++++ Record extracts ++++
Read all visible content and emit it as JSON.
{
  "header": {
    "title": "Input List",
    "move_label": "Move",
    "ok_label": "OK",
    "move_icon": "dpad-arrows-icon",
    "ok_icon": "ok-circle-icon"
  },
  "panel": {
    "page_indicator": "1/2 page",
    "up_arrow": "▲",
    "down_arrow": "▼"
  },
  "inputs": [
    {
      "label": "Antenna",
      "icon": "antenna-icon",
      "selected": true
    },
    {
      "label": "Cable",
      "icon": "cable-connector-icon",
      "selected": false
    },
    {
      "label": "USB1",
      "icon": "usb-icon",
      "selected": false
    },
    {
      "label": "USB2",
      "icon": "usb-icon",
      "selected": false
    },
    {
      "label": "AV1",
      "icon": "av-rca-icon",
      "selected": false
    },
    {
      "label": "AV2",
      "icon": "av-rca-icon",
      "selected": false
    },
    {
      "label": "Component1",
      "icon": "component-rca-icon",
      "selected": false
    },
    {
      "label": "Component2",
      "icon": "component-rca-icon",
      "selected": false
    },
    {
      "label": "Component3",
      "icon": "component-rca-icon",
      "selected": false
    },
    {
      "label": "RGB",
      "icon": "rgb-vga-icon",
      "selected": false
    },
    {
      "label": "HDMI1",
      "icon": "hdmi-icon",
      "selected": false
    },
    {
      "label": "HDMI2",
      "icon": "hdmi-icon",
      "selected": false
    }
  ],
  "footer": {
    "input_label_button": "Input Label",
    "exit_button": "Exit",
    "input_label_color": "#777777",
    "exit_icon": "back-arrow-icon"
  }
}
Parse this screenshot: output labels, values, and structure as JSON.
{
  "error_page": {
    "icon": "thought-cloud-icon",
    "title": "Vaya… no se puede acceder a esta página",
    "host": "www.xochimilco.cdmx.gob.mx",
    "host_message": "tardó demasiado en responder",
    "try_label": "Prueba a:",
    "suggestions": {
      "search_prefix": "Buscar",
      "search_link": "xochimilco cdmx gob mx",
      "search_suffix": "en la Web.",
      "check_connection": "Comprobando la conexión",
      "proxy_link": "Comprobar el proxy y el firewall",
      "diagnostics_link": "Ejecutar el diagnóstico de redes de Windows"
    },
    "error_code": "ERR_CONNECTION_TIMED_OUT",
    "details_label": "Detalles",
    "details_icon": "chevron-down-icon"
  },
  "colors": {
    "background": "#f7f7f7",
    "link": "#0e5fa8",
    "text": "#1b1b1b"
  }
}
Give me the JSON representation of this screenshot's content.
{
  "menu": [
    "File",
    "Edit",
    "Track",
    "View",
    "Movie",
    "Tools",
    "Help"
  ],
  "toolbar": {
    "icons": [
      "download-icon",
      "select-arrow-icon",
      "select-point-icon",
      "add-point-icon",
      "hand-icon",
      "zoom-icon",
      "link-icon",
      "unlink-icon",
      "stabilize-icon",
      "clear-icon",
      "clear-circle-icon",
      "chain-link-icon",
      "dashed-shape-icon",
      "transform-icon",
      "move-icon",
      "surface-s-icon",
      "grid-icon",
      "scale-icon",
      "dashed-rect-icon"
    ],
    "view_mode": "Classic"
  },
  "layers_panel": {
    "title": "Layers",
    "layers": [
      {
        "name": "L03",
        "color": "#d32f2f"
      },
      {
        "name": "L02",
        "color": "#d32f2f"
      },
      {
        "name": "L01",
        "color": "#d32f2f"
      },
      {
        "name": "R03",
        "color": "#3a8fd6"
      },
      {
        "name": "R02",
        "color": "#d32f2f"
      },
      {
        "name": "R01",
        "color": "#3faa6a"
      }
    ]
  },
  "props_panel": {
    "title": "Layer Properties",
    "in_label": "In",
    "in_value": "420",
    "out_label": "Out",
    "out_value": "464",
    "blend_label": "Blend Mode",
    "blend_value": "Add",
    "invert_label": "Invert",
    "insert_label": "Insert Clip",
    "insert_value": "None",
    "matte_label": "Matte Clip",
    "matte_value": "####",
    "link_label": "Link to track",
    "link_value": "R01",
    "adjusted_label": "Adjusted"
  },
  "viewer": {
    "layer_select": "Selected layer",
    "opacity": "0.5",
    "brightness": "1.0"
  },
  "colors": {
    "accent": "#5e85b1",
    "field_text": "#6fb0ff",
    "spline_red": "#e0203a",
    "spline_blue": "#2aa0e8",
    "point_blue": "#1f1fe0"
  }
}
++++
## [Task prompt]
Gather each line in these records that contains the string "title".

## [Output of the task]
    "title": "Input List",
    "title": "Vaya… no se puede acceder a esta página",
    "title": "Layers",
    "title": "Layer Properties",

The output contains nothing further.